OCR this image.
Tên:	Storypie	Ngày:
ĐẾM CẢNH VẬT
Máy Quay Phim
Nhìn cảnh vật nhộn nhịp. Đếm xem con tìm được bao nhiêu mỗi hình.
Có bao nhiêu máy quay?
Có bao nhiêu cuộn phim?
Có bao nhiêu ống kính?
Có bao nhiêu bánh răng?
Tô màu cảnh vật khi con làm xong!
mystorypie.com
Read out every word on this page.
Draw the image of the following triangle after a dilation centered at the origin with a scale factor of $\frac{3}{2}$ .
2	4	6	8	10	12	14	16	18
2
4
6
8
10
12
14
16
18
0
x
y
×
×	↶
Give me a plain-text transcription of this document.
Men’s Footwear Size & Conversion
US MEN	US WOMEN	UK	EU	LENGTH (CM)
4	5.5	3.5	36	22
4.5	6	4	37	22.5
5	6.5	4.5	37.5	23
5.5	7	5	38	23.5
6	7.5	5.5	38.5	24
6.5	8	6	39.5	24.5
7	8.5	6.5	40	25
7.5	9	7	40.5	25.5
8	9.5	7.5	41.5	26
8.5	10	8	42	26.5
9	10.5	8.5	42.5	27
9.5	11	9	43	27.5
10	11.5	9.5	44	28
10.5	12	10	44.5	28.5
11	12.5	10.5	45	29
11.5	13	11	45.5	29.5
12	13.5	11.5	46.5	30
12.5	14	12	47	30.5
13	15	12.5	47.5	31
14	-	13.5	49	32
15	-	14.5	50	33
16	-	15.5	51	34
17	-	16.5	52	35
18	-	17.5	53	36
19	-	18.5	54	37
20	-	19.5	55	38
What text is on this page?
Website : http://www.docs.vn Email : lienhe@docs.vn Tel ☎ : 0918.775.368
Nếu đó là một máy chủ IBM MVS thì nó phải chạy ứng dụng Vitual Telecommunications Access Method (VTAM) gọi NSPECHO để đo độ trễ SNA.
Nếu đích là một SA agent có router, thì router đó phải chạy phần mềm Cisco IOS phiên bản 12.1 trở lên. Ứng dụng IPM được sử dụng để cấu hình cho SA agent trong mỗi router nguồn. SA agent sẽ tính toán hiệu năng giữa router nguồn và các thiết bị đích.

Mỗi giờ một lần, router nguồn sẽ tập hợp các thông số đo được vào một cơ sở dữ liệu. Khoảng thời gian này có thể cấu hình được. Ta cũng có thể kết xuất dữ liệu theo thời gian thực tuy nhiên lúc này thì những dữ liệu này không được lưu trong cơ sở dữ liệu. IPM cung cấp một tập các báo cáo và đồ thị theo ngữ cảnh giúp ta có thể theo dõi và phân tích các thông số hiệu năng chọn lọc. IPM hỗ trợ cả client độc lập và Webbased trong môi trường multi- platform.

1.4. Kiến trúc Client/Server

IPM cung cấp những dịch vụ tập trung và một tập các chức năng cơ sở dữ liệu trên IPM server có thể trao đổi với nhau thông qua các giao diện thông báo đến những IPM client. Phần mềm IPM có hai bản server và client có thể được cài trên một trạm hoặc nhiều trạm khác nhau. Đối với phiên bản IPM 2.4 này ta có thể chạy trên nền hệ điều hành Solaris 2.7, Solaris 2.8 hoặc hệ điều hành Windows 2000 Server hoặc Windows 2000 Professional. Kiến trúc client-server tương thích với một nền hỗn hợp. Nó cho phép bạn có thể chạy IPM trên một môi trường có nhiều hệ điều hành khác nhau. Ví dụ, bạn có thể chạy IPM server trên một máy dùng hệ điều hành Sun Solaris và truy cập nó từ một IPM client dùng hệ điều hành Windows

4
┄┄┄┄┄┄
§ **The task**
Find the lines containing "this" and pull them out.

§ **Answer to the task**
OCR this image.
Read out every word on this page.
Give me a plain-text transcription of this document.
What text is on this page?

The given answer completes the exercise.